__SHORT PROBLEM__
Return all lines below containing the word "Управление".

__RECORDS FOR THIS EXERCISE__
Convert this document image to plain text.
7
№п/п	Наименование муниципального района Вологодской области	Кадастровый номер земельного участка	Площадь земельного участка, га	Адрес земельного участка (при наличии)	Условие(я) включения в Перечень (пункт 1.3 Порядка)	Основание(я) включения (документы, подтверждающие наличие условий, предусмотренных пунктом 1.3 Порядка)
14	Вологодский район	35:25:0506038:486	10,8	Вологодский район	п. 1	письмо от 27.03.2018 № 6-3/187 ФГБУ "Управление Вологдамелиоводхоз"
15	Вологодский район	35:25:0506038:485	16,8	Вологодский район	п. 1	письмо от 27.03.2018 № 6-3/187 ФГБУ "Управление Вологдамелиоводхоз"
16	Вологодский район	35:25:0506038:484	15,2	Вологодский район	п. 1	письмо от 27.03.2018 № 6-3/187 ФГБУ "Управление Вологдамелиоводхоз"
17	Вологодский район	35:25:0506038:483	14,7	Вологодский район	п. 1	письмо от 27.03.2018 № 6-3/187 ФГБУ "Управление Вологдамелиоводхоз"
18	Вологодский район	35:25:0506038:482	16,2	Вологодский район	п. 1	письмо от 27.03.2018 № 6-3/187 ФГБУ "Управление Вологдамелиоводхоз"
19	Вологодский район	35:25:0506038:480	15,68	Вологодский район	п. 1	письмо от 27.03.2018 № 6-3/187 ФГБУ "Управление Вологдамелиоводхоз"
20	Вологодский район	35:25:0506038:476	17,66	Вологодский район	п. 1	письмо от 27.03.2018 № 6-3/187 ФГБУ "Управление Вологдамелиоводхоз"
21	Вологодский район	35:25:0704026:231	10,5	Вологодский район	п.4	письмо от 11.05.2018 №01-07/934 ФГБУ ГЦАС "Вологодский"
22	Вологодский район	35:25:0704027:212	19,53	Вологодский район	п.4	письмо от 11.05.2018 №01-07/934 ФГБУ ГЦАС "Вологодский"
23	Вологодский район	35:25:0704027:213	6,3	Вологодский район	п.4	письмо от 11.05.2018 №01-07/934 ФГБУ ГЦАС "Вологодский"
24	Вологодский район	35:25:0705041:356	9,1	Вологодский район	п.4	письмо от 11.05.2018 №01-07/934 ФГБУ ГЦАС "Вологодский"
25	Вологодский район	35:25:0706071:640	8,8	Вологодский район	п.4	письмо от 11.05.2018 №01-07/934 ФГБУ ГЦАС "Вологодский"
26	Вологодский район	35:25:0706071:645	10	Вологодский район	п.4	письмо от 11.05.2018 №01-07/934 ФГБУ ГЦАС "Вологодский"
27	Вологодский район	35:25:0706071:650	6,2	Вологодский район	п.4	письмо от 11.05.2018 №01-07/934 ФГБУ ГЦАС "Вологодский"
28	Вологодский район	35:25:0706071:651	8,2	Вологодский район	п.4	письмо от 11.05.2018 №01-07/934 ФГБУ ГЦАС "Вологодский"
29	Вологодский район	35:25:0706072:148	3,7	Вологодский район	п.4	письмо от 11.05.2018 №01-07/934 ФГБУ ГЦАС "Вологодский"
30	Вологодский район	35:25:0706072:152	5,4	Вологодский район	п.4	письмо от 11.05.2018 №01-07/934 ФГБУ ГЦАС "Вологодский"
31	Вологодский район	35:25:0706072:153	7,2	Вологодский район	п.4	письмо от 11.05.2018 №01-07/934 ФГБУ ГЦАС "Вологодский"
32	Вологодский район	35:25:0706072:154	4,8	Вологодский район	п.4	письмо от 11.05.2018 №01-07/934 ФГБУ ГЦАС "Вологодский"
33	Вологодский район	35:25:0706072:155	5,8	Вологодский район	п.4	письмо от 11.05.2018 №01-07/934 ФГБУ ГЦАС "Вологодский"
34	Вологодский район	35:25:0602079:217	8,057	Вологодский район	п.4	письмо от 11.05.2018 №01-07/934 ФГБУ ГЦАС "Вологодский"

__SOLVED EXERCISE__
14	Вологодский район	35:25:0506038:486	10,8	Вологодский район	п. 1	письмо от 27.03.2018 № 6-3/187 ФГБУ "Управление Вологдамелиоводхоз"
15	Вологодский район	35:25:0506038:485	16,8	Вологодский район	п. 1	письмо от 27.03.2018 № 6-3/187 ФГБУ "Управление Вологдамелиоводхоз"
16	Вологодский район	35:25:0506038:484	15,2	Вологодский район	п. 1	письмо от 27.03.2018 № 6-3/187 ФГБУ "Управление Вологдамелиоводхоз"
17	Вологодский район	35:25:0506038:483	14,7	Вологодский район	п. 1	письмо от 27.03.2018 № 6-3/187 ФГБУ "Управление Вологдамелиоводхоз"
18	Вологодский район	35:25:0506038:482	16,2	Вологодский район	п. 1	письмо от 27.03.2018 № 6-3/187 ФГБУ "Управление Вологдамелиоводхоз"
19	Вологодский район	35:25:0506038:480	15,68	Вологодский район	п. 1	письмо от 27.03.2018 № 6-3/187 ФГБУ "Управление Вологдамелиоводхоз"
20	Вологодский район	35:25:0506038:476	17,66	Вологодский район	п. 1	письмо от 27.03.2018 № 6-3/187 ФГБУ "Управление Вологдамелиоводхоз"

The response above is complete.